:: REQUIREMENT ::
Output every line of the items below verbatim, omitting the pictures.

:: DATA ENTRIES ::
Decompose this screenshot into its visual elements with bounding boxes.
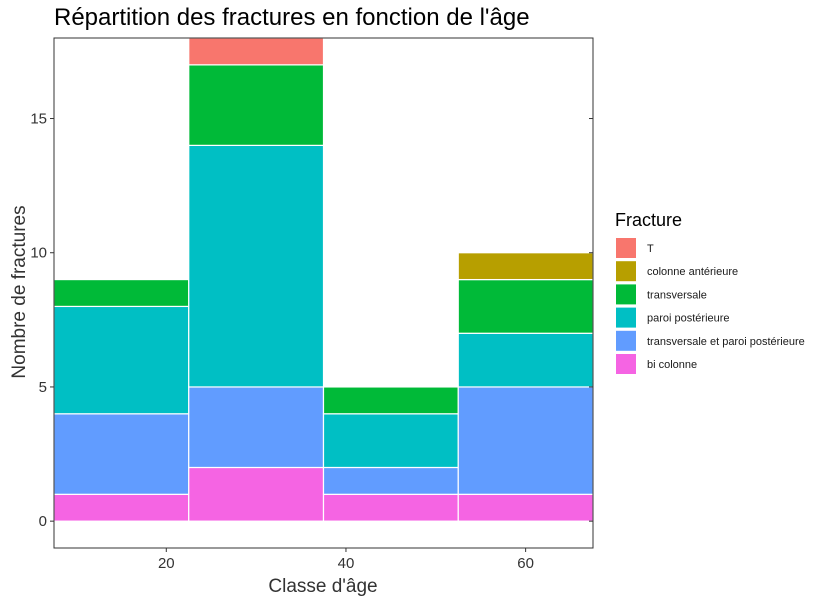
- y-tick-label: 0: [39, 513, 47, 530]
- y-tick-label: 5: [39, 379, 47, 396]
- bar-segment: [457, 252, 594, 281]
- bar-segment: [457, 386, 594, 495]
- legend-swatch: [616, 284, 636, 305]
- legend-swatch: [616, 330, 636, 351]
- legend-swatch: [616, 261, 636, 282]
- bar-segment: [53, 493, 190, 522]
- bar-segment: [457, 493, 594, 522]
- bar-segment: [188, 64, 325, 146]
- y-tick-label: 10: [30, 245, 47, 262]
- bar-segment: [53, 413, 190, 495]
- legend-swatch: [616, 307, 636, 328]
- bar-segment: [53, 278, 190, 308]
- legend-title: Fracture: [615, 210, 682, 230]
- panel-border: [53, 37, 594, 549]
- legend-swatch: [616, 354, 636, 374]
- y-axis-title: Nombre de fractures: [9, 205, 30, 378]
- plot-area: 0 5 10 15 20 40 60: [30, 37, 594, 572]
- bar-segment: [322, 493, 459, 522]
- legend-label: paroi postérieure: [647, 313, 730, 325]
- bar-segment: [322, 413, 459, 469]
- bar-segment: [322, 386, 459, 415]
- x-tick-label: 60: [517, 555, 534, 572]
- x-tick-label: 20: [158, 555, 175, 572]
- legend-label: bi colonne: [647, 359, 697, 371]
- legend-label: transversale et paroi postérieure: [647, 336, 805, 348]
- bar-segment: [322, 466, 459, 495]
- bar-segment: [188, 37, 325, 66]
- y-tick-label: 15: [30, 111, 47, 128]
- chart-title: Répartition des fractures en fonction de…: [54, 4, 530, 31]
- bar-segment: [457, 278, 594, 334]
- bar-segment: [188, 466, 325, 522]
- legend-label: colonne antérieure: [647, 266, 738, 278]
- bar-segment: [188, 386, 325, 469]
- legend-label: transversale: [647, 289, 707, 301]
- bar-segment: [188, 144, 325, 388]
- bar-segment: [53, 305, 190, 415]
- x-axis-title: Classe d'âge: [268, 576, 377, 597]
- legend-swatch: [616, 238, 636, 258]
- x-tick-label: 40: [338, 555, 355, 572]
- legend-label: T: [647, 243, 654, 255]
- bar-segment: [457, 332, 594, 388]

:: EXERCISE ANSWER ::
Decompose this screenshot into its visual elements with bounding boxes.
- y-tick-label: 0: [39, 513, 47, 530]
- y-tick-label: 5: [39, 379, 47, 396]
- bar-segment: [457, 252, 594, 281]
- bar-segment: [457, 386, 594, 495]
- legend-swatch: [616, 284, 636, 305]
- legend-swatch: [616, 330, 636, 351]
- legend-swatch: [616, 261, 636, 282]
- bar-segment: [53, 493, 190, 522]
- bar-segment: [457, 493, 594, 522]
- bar-segment: [188, 64, 325, 146]
- y-tick-label: 10: [30, 245, 47, 262]
- bar-segment: [53, 413, 190, 495]
- legend-swatch: [616, 307, 636, 328]
- bar-segment: [53, 278, 190, 308]
- legend-title: Fracture: [615, 210, 682, 230]
- panel-border: [53, 37, 594, 549]
- legend-swatch: [616, 354, 636, 374]
- y-axis-title: Nombre de fractures: [9, 205, 30, 378]
- plot-area: 0 5 10 15 20 40 60: [30, 37, 594, 572]
- bar-segment: [322, 493, 459, 522]
- legend-label: paroi postérieure: [647, 313, 730, 325]
- bar-segment: [322, 413, 459, 469]
- bar-segment: [322, 386, 459, 415]
- x-tick-label: 60: [517, 555, 534, 572]
- x-tick-label: 20: [158, 555, 175, 572]
- legend-label: bi colonne: [647, 359, 697, 371]
- legend-label: transversale et paroi postérieure: [647, 336, 805, 348]
- bar-segment: [322, 466, 459, 495]
- bar-segment: [188, 37, 325, 66]
- y-tick-label: 15: [30, 111, 47, 128]
- chart-title: Répartition des fractures en fonction de…: [54, 4, 530, 31]
- bar-segment: [457, 278, 594, 334]
- bar-segment: [188, 466, 325, 522]
- legend-label: colonne antérieure: [647, 266, 738, 278]
- bar-segment: [188, 386, 325, 469]
- legend-label: transversale: [647, 289, 707, 301]
- bar-segment: [188, 144, 325, 388]
- bar-segment: [53, 305, 190, 415]
- x-axis-title: Classe d'âge: [268, 576, 377, 597]
- legend-swatch: [616, 238, 636, 258]
- x-tick-label: 40: [338, 555, 355, 572]
- legend-label: T: [647, 243, 654, 255]
- bar-segment: [457, 332, 594, 388]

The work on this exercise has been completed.